-- START Data lines --

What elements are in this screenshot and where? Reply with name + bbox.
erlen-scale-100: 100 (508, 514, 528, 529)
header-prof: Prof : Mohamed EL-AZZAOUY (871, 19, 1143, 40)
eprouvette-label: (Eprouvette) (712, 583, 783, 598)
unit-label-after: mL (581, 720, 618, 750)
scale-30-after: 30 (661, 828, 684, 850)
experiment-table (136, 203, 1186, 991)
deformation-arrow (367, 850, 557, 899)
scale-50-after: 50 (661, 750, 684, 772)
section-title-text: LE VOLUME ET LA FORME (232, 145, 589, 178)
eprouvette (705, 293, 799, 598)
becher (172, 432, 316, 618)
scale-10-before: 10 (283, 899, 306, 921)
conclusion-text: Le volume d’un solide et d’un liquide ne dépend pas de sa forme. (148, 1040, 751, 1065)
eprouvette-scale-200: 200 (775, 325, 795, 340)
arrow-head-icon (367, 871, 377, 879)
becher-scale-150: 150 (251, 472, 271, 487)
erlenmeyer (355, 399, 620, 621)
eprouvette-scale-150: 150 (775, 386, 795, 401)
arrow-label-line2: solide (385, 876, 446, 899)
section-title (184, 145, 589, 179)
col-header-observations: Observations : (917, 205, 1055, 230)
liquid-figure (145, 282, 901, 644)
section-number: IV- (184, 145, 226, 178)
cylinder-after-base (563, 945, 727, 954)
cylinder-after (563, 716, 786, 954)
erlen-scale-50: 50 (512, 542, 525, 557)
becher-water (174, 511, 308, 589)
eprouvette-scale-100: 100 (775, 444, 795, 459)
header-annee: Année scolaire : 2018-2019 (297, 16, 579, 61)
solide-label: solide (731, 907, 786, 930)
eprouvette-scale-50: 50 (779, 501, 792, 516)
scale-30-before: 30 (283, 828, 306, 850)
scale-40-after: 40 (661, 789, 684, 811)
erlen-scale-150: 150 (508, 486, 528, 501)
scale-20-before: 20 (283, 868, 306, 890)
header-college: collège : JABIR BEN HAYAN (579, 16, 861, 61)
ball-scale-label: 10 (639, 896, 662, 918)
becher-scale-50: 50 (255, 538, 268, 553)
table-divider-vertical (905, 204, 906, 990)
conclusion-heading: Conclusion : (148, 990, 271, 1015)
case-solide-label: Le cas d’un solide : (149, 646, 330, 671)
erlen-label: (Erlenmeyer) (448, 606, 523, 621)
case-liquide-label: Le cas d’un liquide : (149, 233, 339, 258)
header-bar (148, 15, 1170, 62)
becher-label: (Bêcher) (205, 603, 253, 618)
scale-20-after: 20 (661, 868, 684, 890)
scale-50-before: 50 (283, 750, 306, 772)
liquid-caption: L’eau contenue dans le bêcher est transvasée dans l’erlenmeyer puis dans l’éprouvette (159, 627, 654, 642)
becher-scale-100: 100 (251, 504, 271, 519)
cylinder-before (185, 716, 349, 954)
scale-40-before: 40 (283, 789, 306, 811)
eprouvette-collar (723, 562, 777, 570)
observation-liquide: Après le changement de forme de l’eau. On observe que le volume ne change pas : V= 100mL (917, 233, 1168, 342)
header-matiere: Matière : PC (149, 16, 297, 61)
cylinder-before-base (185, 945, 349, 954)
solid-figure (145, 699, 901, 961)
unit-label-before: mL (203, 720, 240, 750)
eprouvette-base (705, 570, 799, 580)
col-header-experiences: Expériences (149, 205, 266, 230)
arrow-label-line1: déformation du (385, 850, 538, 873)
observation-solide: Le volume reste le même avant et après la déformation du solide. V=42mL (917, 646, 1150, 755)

-- END Data lines --

→ **Goal**
Reproduce the data word for word, from its first line down through the line that contains "conclusion-text: Le volume", with both of those lines included.

→ **Result of the task**
What elements are in this screenshot and where? Reply with name + bbox.
erlen-scale-100: 100 (508, 514, 528, 529)
header-prof: Prof : Mohamed EL-AZZAOUY (871, 19, 1143, 40)
eprouvette-label: (Eprouvette) (712, 583, 783, 598)
unit-label-after: mL (581, 720, 618, 750)
scale-30-after: 30 (661, 828, 684, 850)
experiment-table (136, 203, 1186, 991)
deformation-arrow (367, 850, 557, 899)
scale-50-after: 50 (661, 750, 684, 772)
section-title-text: LE VOLUME ET LA FORME (232, 145, 589, 178)
eprouvette (705, 293, 799, 598)
becher (172, 432, 316, 618)
scale-10-before: 10 (283, 899, 306, 921)
conclusion-text: Le volume d’un solide et d’un liquide ne dépend pas de sa forme. (148, 1040, 751, 1065)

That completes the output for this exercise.